● Stated exercise: Pick out the lines in the listing below that contain the word "specjalistów" and copy them.

Dataset items

⁂

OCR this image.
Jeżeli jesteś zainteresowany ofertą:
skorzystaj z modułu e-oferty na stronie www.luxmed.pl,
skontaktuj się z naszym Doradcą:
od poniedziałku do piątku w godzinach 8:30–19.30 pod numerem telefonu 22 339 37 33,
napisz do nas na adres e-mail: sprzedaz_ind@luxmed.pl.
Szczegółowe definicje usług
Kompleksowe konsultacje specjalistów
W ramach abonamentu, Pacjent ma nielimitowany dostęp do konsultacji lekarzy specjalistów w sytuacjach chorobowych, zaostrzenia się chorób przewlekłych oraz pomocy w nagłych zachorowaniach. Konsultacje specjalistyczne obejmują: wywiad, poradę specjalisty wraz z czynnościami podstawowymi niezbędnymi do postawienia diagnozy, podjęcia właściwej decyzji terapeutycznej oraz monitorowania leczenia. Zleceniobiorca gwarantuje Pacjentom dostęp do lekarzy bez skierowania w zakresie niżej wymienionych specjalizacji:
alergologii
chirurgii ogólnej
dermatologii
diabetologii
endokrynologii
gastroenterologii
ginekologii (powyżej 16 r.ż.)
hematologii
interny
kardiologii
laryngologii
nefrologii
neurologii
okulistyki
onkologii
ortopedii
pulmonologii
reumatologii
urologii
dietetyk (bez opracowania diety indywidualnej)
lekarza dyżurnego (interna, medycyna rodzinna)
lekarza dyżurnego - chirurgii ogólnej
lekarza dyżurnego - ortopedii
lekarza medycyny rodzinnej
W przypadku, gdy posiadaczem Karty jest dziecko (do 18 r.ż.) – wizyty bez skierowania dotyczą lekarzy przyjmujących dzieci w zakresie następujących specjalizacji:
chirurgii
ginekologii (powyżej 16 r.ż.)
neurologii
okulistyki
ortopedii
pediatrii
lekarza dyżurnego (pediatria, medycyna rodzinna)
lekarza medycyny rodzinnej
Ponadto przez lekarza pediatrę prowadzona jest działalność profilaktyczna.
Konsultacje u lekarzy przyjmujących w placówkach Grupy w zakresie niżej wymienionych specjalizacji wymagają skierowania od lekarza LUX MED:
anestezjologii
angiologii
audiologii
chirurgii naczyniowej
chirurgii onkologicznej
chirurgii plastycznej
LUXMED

⁂

● Problem solution:
Kompleksowe konsultacje specjalistów
W ramach abonamentu, Pacjent ma nielimitowany dostęp do konsultacji lekarzy specjalistów w sytuacjach chorobowych, zaostrzenia się chorób przewlekłych oraz pomocy w nagłych zachorowaniach. Konsultacje specjalistyczne obejmują: wywiad, poradę specjalisty wraz z czynnościami podstawowymi niezbędnymi do postawienia diagnozy, podjęcia właściwej decyzji terapeutycznej oraz monitorowania leczenia. Zleceniobiorca gwarantuje Pacjentom dostęp do lekarzy bez skierowania w zakresie niżej wymienionych specjalizacji:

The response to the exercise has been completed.